TASK TO COMPLETE - Can you print every record below exactly as written?

........

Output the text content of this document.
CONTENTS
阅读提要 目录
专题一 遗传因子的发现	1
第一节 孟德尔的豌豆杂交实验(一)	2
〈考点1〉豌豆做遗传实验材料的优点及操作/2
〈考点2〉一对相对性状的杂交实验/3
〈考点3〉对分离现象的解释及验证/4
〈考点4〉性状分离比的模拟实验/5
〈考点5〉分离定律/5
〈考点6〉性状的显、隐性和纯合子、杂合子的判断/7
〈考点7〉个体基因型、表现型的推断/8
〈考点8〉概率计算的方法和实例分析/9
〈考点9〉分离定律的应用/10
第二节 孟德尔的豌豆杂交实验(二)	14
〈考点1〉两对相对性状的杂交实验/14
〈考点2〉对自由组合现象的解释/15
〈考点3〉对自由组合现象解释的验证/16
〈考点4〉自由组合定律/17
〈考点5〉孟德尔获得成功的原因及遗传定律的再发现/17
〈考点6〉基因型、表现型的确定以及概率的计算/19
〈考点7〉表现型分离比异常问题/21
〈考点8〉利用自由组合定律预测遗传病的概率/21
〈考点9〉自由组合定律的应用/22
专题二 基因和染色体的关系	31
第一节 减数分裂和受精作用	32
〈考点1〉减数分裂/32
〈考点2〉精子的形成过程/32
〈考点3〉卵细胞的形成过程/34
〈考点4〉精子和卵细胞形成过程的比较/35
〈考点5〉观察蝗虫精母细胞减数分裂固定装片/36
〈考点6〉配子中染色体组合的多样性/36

........

THE COMPLETED TASK -
Output the text content of this document.
CONTENTS
阅读提要 目录
专题一 遗传因子的发现	1
第一节 孟德尔的豌豆杂交实验(一)	2
〈考点1〉豌豆做遗传实验材料的优点及操作/2
〈考点2〉一对相对性状的杂交实验/3
〈考点3〉对分离现象的解释及验证/4
〈考点4〉性状分离比的模拟实验/5
〈考点5〉分离定律/5
〈考点6〉性状的显、隐性和纯合子、杂合子的判断/7
〈考点7〉个体基因型、表现型的推断/8
〈考点8〉概率计算的方法和实例分析/9
〈考点9〉分离定律的应用/10
第二节 孟德尔的豌豆杂交实验(二)	14
〈考点1〉两对相对性状的杂交实验/14
〈考点2〉对自由组合现象的解释/15
〈考点3〉对自由组合现象解释的验证/16
〈考点4〉自由组合定律/17
〈考点5〉孟德尔获得成功的原因及遗传定律的再发现/17
〈考点6〉基因型、表现型的确定以及概率的计算/19
〈考点7〉表现型分离比异常问题/21
〈考点8〉利用自由组合定律预测遗传病的概率/21
〈考点9〉自由组合定律的应用/22
专题二 基因和染色体的关系	31
第一节 减数分裂和受精作用	32
〈考点1〉减数分裂/32
〈考点2〉精子的形成过程/32
〈考点3〉卵细胞的形成过程/34
〈考点4〉精子和卵细胞形成过程的比较/35
〈考点5〉观察蝗虫精母细胞减数分裂固定装片/36
〈考点6〉配子中染色体组合的多样性/36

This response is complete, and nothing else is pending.